• WHAT YOU NEED TO DO:
Give every line of the data below as a JSON list of strings, one string per line, leaving out blank lines and the pictures.
-- TASK MATERIAL start --
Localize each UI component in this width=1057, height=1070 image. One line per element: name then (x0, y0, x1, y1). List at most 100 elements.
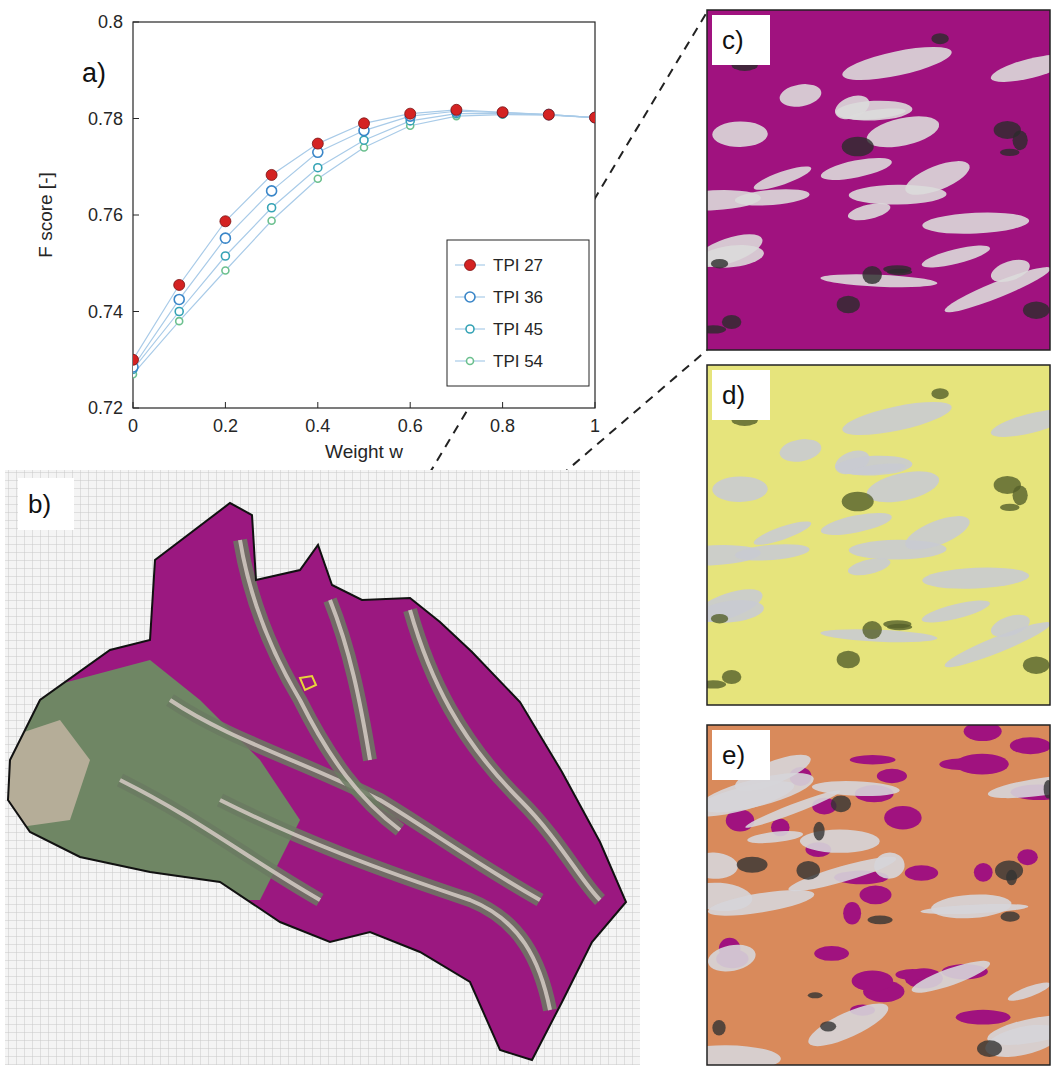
data-point (268, 204, 276, 212)
texture-patch (905, 865, 938, 881)
chart-a: 0.720.740.760.780.800.20.40.60.81Weight … (35, 12, 601, 462)
texture-patch (931, 33, 948, 44)
texture-patch (901, 154, 974, 202)
texture-patch (813, 822, 824, 841)
texture-patch (920, 241, 992, 272)
texture-patch (995, 861, 1023, 881)
texture-patch (707, 242, 765, 271)
legend-marker (466, 325, 474, 333)
legend-label: TPI 54 (493, 352, 543, 371)
texture-patch (1006, 979, 1050, 1004)
y-tick-label: 0.72 (88, 398, 123, 418)
texture-patch (1017, 849, 1037, 865)
x-tick-label: 0.6 (398, 416, 423, 436)
data-point (590, 112, 596, 123)
data-point (175, 308, 183, 316)
valley-streak (330, 600, 370, 760)
texture-patch (895, 969, 930, 980)
texture-patch (1000, 912, 1019, 922)
texture-patch (1013, 130, 1028, 150)
data-point (360, 136, 368, 144)
data-point (497, 107, 508, 118)
image-texture (707, 725, 1050, 1065)
texture-patch (819, 508, 893, 539)
plot-frame (133, 22, 595, 408)
texture-patch (797, 861, 821, 880)
texture-patch (831, 795, 851, 812)
texture-patch (814, 946, 849, 961)
texture-patch (922, 565, 1030, 591)
texture-patch (922, 210, 1030, 236)
texture-patch (707, 680, 726, 688)
image-base (707, 725, 1050, 1065)
x-tick-label: 0.8 (490, 416, 515, 436)
series-line (133, 111, 595, 367)
valley-streak (240, 540, 400, 830)
texture-patch (1000, 149, 1020, 156)
texture-patch (737, 857, 768, 873)
y-tick (133, 22, 139, 23)
x-tick (595, 402, 596, 408)
legend-label: TPI 36 (493, 288, 543, 307)
texture-patch (707, 885, 816, 921)
texture-patch (734, 187, 810, 208)
texture-patch (712, 476, 768, 502)
texture-patch (1044, 780, 1050, 799)
image-base (707, 10, 1050, 350)
data-point (498, 108, 508, 118)
texture-patch (987, 770, 1050, 803)
valley-streak (220, 800, 550, 1010)
x-tick (317, 402, 318, 408)
legend-label: TPI 27 (493, 256, 543, 275)
data-point (314, 164, 322, 172)
data-point (359, 118, 370, 129)
data-point (221, 252, 229, 260)
x-tick (133, 402, 134, 408)
texture-patch (722, 315, 742, 329)
texture-patch (707, 582, 766, 628)
texture-patch (747, 829, 804, 846)
data-point (314, 175, 321, 182)
image-frame (707, 10, 1050, 350)
y-tick (133, 408, 139, 409)
texture-patch (849, 106, 907, 122)
y-tick-label: 0.78 (88, 109, 123, 129)
valley-streak (410, 610, 600, 900)
data-point (544, 110, 554, 120)
y-axis-title: F score [-] (35, 172, 56, 258)
texture-patch (712, 1020, 725, 1035)
data-point (222, 267, 229, 274)
zoom-box (300, 676, 316, 690)
panel-label-box (712, 15, 770, 65)
texture-patch (909, 955, 993, 998)
valley-streak (410, 610, 600, 900)
texture-patch (956, 1010, 1011, 1025)
texture-patch (722, 670, 742, 684)
texture-patch (1013, 485, 1028, 505)
texture-patch (901, 509, 974, 557)
data-point (133, 354, 139, 365)
x-tick (502, 402, 503, 408)
texture-patch (819, 153, 893, 184)
texture-patch (977, 1040, 1002, 1057)
texture-patch (843, 902, 861, 925)
texture-patch (778, 81, 823, 110)
texture-patch (711, 259, 728, 269)
texture-patch (974, 863, 993, 882)
legend-marker (465, 292, 475, 302)
panel-label: c) (722, 25, 744, 55)
texture-patch (711, 614, 728, 624)
texture-patch (803, 996, 893, 1055)
texture-patch (877, 769, 907, 783)
texture-patch (842, 492, 874, 512)
texture-patch (862, 266, 882, 284)
panel-label-box (712, 730, 770, 780)
texture-patch (942, 616, 1050, 673)
x-tick (225, 402, 226, 408)
x-tick-label: 1 (590, 416, 600, 436)
texture-patch (820, 1021, 836, 1031)
panel-b: b) (0, 470, 640, 1070)
texture-patch (989, 404, 1050, 443)
series-line (133, 110, 595, 360)
texture-patch (842, 137, 874, 157)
-- TASK MATERIAL end --
• CORRECT ANSWER:
[
  "Localize each UI component in this width=1057, height=1070 image. One line per element: name then (x0, y0, x1, y1). List at most 100 elements.",
  "data-point (268, 204, 276, 212)",
  "texture-patch (905, 865, 938, 881)",
  "chart-a: 0.720.740.760.780.800.20.40.60.81Weight … (35, 12, 601, 462)",
  "texture-patch (931, 33, 948, 44)",
  "texture-patch (901, 154, 974, 202)",
  "texture-patch (813, 822, 824, 841)",
  "texture-patch (920, 241, 992, 272)",
  "texture-patch (995, 861, 1023, 881)",
  "texture-patch (707, 242, 765, 271)",
  "legend-marker (466, 325, 474, 333)",
  "legend-label: TPI 54 (493, 352, 543, 371)",
  "texture-patch (1006, 979, 1050, 1004)",
  "y-tick-label: 0.72 (88, 398, 123, 418)",
  "texture-patch (1017, 849, 1037, 865)",
  "x-tick-label: 0.6 (398, 416, 423, 436)",
  "data-point (590, 112, 596, 123)",
  "data-point (175, 308, 183, 316)",
  "valley-streak (330, 600, 370, 760)",
  "texture-patch (895, 969, 930, 980)",
  "texture-patch (1000, 912, 1019, 922)",
  "texture-patch (1013, 130, 1028, 150)",
  "data-point (360, 136, 368, 144)",
  "data-point (497, 107, 508, 118)",
  "image-texture (707, 725, 1050, 1065)",
  "texture-patch (819, 508, 893, 539)",
  "plot-frame (133, 22, 595, 408)",
  "texture-patch (797, 861, 821, 880)",
  "texture-patch (831, 795, 851, 812)",
  "texture-patch (814, 946, 849, 961)",
  "texture-patch (922, 565, 1030, 591)",
  "texture-patch (922, 210, 1030, 236)",
  "texture-patch (707, 680, 726, 688)",
  "image-base (707, 725, 1050, 1065)",
  "x-tick-label: 0.8 (490, 416, 515, 436)",
  "series-line (133, 111, 595, 367)",
  "valley-streak (240, 540, 400, 830)",
  "texture-patch (1000, 149, 1020, 156)",
  "texture-patch (737, 857, 768, 873)",
  "y-tick (133, 22, 139, 23)",
  "x-tick (595, 402, 596, 408)",
  "legend-label: TPI 36 (493, 288, 543, 307)",
  "texture-patch (707, 885, 816, 921)",
  "texture-patch (734, 187, 810, 208)",
  "texture-patch (712, 476, 768, 502)",
  "texture-patch (1044, 780, 1050, 799)",
  "image-base (707, 10, 1050, 350)",
  "data-point (498, 108, 508, 118)",
  "texture-patch (987, 770, 1050, 803)",
  "valley-streak (220, 800, 550, 1010)",
  "x-tick (317, 402, 318, 408)",
  "legend-label: TPI 27 (493, 256, 543, 275)",
  "data-point (314, 164, 322, 172)",
  "data-point (359, 118, 370, 129)",
  "data-point (221, 252, 229, 260)",
  "x-tick (133, 402, 134, 408)",
  "texture-patch (722, 315, 742, 329)",
  "texture-patch (707, 582, 766, 628)",
  "texture-patch (747, 829, 804, 846)",
  "data-point (314, 175, 321, 182)",
  "image-frame (707, 10, 1050, 350)",
  "y-tick (133, 408, 139, 409)",
  "texture-patch (849, 106, 907, 122)",
  "y-tick-label: 0.78 (88, 109, 123, 129)",
  "valley-streak (410, 610, 600, 900)",
  "data-point (544, 110, 554, 120)",
  "y-axis-title: F score [-] (35, 172, 56, 258)",
  "texture-patch (712, 1020, 725, 1035)",
  "data-point (222, 267, 229, 274)",
  "zoom-box (300, 676, 316, 690)",
  "panel-label-box (712, 15, 770, 65)",
  "texture-patch (909, 955, 993, 998)",
  "valley-streak (410, 610, 600, 900)",
  "texture-patch (956, 1010, 1011, 1025)",
  "texture-patch (722, 670, 742, 684)",
  "texture-patch (1013, 485, 1028, 505)",
  "texture-patch (901, 509, 974, 557)",
  "data-point (133, 354, 139, 365)",
  "x-tick (502, 402, 503, 408)",
  "texture-patch (819, 153, 893, 184)",
  "texture-patch (977, 1040, 1002, 1057)",
  "texture-patch (843, 902, 861, 925)",
  "texture-patch (778, 81, 823, 110)",
  "texture-patch (711, 259, 728, 269)",
  "texture-patch (974, 863, 993, 882)",
  "legend-marker (465, 292, 475, 302)",
  "panel-label: c) (722, 25, 744, 55)",
  "texture-patch (711, 614, 728, 624)",
  "texture-patch (803, 996, 893, 1055)",
  "texture-patch (877, 769, 907, 783)",
  "texture-patch (842, 492, 874, 512)",
  "texture-patch (862, 266, 882, 284)",
  "panel-label-box (712, 730, 770, 780)",
  "texture-patch (942, 616, 1050, 673)",
  "x-tick (225, 402, 226, 408)",
  "x-tick-label: 1 (590, 416, 600, 436)",
  "texture-patch (820, 1021, 836, 1031)",
  "panel-b: b) (0, 470, 640, 1070)",
  "texture-patch (989, 404, 1050, 443)",
  "series-line (133, 110, 595, 360)",
  "texture-patch (842, 137, 874, 157)"
]